*Required work*
Tally the lines in the records underneath that contain the string "activities", and state the figure by itself.

========

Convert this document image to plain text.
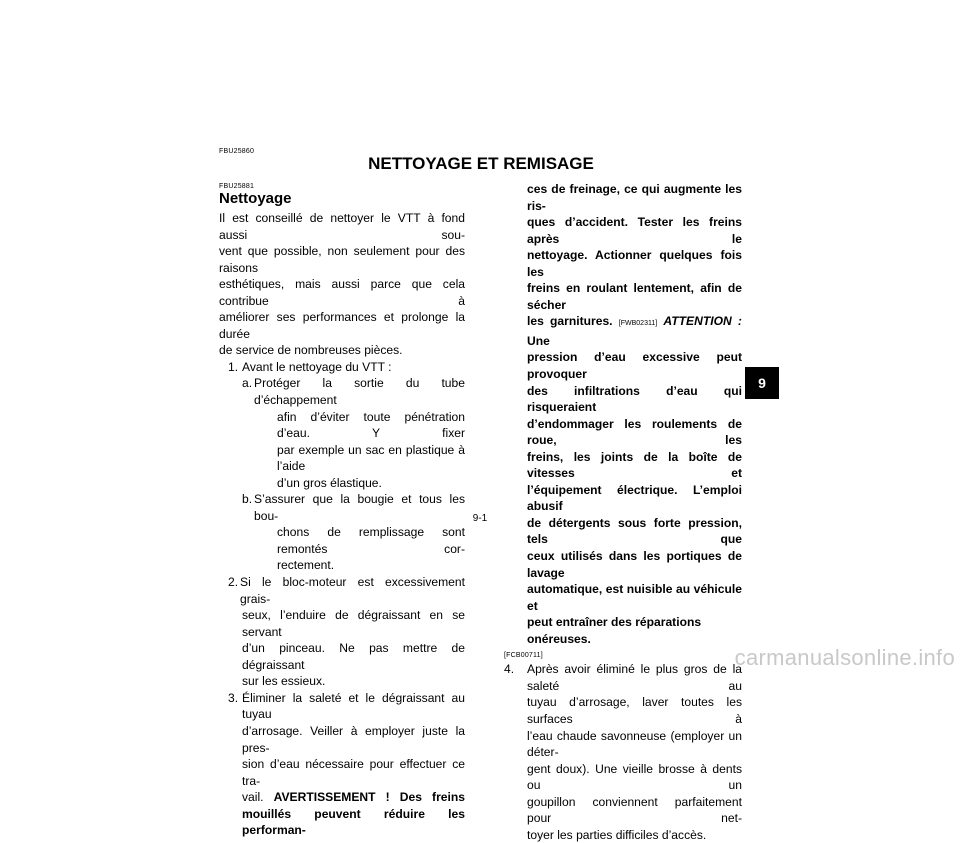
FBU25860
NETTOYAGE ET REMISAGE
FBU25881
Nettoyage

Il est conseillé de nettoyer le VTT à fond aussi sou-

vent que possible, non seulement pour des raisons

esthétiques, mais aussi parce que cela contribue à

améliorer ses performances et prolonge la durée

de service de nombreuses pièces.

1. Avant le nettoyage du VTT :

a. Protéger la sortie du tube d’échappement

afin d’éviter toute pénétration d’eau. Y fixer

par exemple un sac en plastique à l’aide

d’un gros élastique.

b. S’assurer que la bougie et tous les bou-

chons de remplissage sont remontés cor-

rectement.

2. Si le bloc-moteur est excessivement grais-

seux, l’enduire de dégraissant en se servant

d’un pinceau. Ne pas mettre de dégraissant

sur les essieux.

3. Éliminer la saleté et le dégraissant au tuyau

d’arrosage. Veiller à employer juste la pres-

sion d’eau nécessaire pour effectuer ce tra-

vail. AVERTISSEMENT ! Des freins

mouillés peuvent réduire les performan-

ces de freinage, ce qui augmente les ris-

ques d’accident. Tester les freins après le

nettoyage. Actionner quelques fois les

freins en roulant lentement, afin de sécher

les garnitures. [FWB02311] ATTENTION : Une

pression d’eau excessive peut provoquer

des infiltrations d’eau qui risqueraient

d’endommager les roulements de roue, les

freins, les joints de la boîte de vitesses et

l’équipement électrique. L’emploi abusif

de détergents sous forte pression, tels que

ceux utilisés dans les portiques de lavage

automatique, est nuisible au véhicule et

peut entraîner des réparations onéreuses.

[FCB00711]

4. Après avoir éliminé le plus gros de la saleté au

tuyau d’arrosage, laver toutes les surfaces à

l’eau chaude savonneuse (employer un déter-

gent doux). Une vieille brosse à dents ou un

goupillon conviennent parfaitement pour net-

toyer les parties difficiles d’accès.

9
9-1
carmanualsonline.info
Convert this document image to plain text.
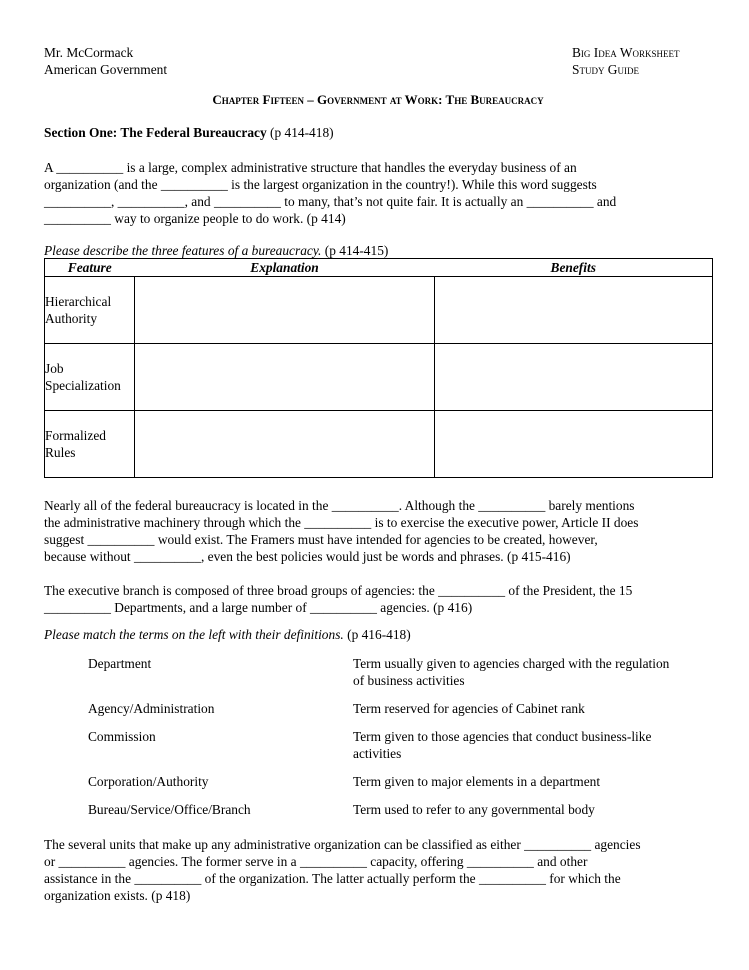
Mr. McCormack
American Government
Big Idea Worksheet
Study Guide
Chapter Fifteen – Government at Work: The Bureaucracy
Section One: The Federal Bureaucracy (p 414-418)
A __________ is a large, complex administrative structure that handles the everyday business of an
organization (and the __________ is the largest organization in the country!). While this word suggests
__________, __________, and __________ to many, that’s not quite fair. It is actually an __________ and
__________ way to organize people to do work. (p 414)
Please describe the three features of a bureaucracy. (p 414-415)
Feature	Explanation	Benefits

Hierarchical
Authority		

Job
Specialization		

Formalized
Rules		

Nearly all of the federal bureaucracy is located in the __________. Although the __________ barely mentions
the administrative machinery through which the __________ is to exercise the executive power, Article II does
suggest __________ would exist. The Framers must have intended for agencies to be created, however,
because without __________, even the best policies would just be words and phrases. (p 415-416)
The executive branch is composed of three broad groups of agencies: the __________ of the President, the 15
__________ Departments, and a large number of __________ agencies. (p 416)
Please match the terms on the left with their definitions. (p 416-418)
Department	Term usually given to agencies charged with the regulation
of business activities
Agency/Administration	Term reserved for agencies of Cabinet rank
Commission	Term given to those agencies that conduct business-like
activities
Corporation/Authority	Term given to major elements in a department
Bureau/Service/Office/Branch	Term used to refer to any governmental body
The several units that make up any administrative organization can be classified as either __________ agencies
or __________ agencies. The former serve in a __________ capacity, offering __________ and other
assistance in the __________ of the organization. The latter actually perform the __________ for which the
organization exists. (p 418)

========

*Expected output*
2